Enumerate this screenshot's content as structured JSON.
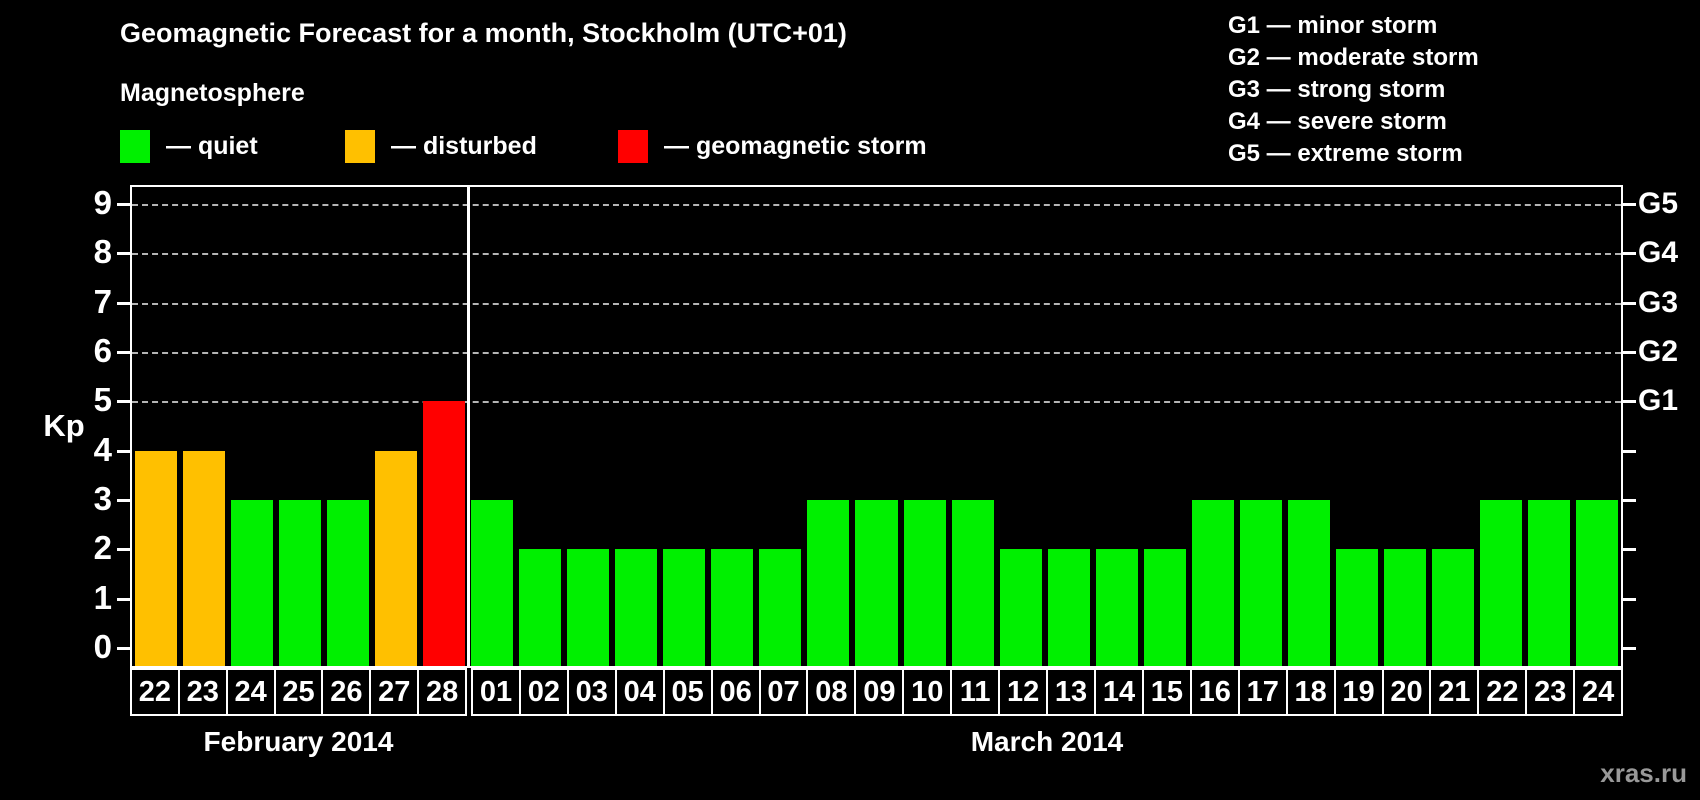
{
  "header": {
    "title": "Geomagnetic Forecast for a month, Stockholm (UTC+01)",
    "subtitle": "Magnetosphere"
  },
  "colors": {
    "quiet": "#00f000",
    "disturbed": "#ffc000",
    "storm": "#ff0000",
    "grid": "#b5b5b5",
    "axis": "#ffffff",
    "watermark": "#999999"
  },
  "legend": [
    {
      "key": "quiet",
      "label": "— quiet"
    },
    {
      "key": "disturbed",
      "label": "— disturbed"
    },
    {
      "key": "storm",
      "label": "— geomagnetic storm"
    }
  ],
  "storm_scale": [
    "G1 — minor storm",
    "G2 — moderate storm",
    "G3 — strong storm",
    "G4 — severe storm",
    "G5 — extreme storm"
  ],
  "watermark": "xras.ru",
  "chart_data": {
    "type": "bar",
    "ylabel": "Kp",
    "ylim": [
      -0.36,
      9.34
    ],
    "y_ticks": [
      0,
      1,
      2,
      3,
      4,
      5,
      6,
      7,
      8,
      9
    ],
    "gridlines": [
      5,
      6,
      7,
      8,
      9
    ],
    "grid": "dashed, horizontal only at storm levels",
    "legend_position": "top",
    "right_labels": [
      {
        "value": 5,
        "label": "G1"
      },
      {
        "value": 6,
        "label": "G2"
      },
      {
        "value": 7,
        "label": "G3"
      },
      {
        "value": 8,
        "label": "G4"
      },
      {
        "value": 9,
        "label": "G5"
      }
    ],
    "groups": [
      {
        "label": "February 2014",
        "days": [
          "22",
          "23",
          "24",
          "25",
          "26",
          "27",
          "28"
        ],
        "values": [
          4,
          4,
          3,
          3,
          3,
          4,
          5
        ],
        "status": [
          "disturbed",
          "disturbed",
          "quiet",
          "quiet",
          "quiet",
          "disturbed",
          "storm"
        ]
      },
      {
        "label": "March 2014",
        "days": [
          "01",
          "02",
          "03",
          "04",
          "05",
          "06",
          "07",
          "08",
          "09",
          "10",
          "11",
          "12",
          "13",
          "14",
          "15",
          "16",
          "17",
          "18",
          "19",
          "20",
          "21",
          "22",
          "23",
          "24"
        ],
        "values": [
          3,
          2,
          2,
          2,
          2,
          2,
          2,
          3,
          3,
          3,
          3,
          2,
          2,
          2,
          2,
          3,
          3,
          3,
          2,
          2,
          2,
          3,
          3,
          3
        ],
        "status": [
          "quiet",
          "quiet",
          "quiet",
          "quiet",
          "quiet",
          "quiet",
          "quiet",
          "quiet",
          "quiet",
          "quiet",
          "quiet",
          "quiet",
          "quiet",
          "quiet",
          "quiet",
          "quiet",
          "quiet",
          "quiet",
          "quiet",
          "quiet",
          "quiet",
          "quiet",
          "quiet",
          "quiet"
        ]
      }
    ]
  }
}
□ □ □ □
**Requirements**.
Reproduce the material word for word, minus the images.

**Full solution**.
Enumerate this screenshot's content as structured JSON.
{
  "header": {
    "title": "Geomagnetic Forecast for a month, Stockholm (UTC+01)",
    "subtitle": "Magnetosphere"
  },
  "colors": {
    "quiet": "#00f000",
    "disturbed": "#ffc000",
    "storm": "#ff0000",
    "grid": "#b5b5b5",
    "axis": "#ffffff",
    "watermark": "#999999"
  },
  "legend": [
    {
      "key": "quiet",
      "label": "— quiet"
    },
    {
      "key": "disturbed",
      "label": "— disturbed"
    },
    {
      "key": "storm",
      "label": "— geomagnetic storm"
    }
  ],
  "storm_scale": [
    "G1 — minor storm",
    "G2 — moderate storm",
    "G3 — strong storm",
    "G4 — severe storm",
    "G5 — extreme storm"
  ],
  "watermark": "xras.ru",
  "chart_data": {
    "type": "bar",
    "ylabel": "Kp",
    "ylim": [
      -0.36,
      9.34
    ],
    "y_ticks": [
      0,
      1,
      2,
      3,
      4,
      5,
      6,
      7,
      8,
      9
    ],
    "gridlines": [
      5,
      6,
      7,
      8,
      9
    ],
    "grid": "dashed, horizontal only at storm levels",
    "legend_position": "top",
    "right_labels": [
      {
        "value": 5,
        "label": "G1"
      },
      {
        "value": 6,
        "label": "G2"
      },
      {
        "value": 7,
        "label": "G3"
      },
      {
        "value": 8,
        "label": "G4"
      },
      {
        "value": 9,
        "label": "G5"
      }
    ],
    "groups": [
      {
        "label": "February 2014",
        "days": [
          "22",
          "23",
          "24",
          "25",
          "26",
          "27",
          "28"
        ],
        "values": [
          4,
          4,
          3,
          3,
          3,
          4,
          5
        ],
        "status": [
          "disturbed",
          "disturbed",
          "quiet",
          "quiet",
          "quiet",
          "disturbed",
          "storm"
        ]
      },
      {
        "label": "March 2014",
        "days": [
          "01",
          "02",
          "03",
          "04",
          "05",
          "06",
          "07",
          "08",
          "09",
          "10",
          "11",
          "12",
          "13",
          "14",
          "15",
          "16",
          "17",
          "18",
          "19",
          "20",
          "21",
          "22",
          "23",
          "24"
        ],
        "values": [
          3,
          2,
          2,
          2,
          2,
          2,
          2,
          3,
          3,
          3,
          3,
          2,
          2,
          2,
          2,
          3,
          3,
          3,
          2,
          2,
          2,
          3,
          3,
          3
        ],
        "status": [
          "quiet",
          "quiet",
          "quiet",
          "quiet",
          "quiet",
          "quiet",
          "quiet",
          "quiet",
          "quiet",
          "quiet",
          "quiet",
          "quiet",
          "quiet",
          "quiet",
          "quiet",
          "quiet",
          "quiet",
          "quiet",
          "quiet",
          "quiet",
          "quiet",
          "quiet",
          "quiet",
          "quiet"
        ]
      }
    ]
  }
}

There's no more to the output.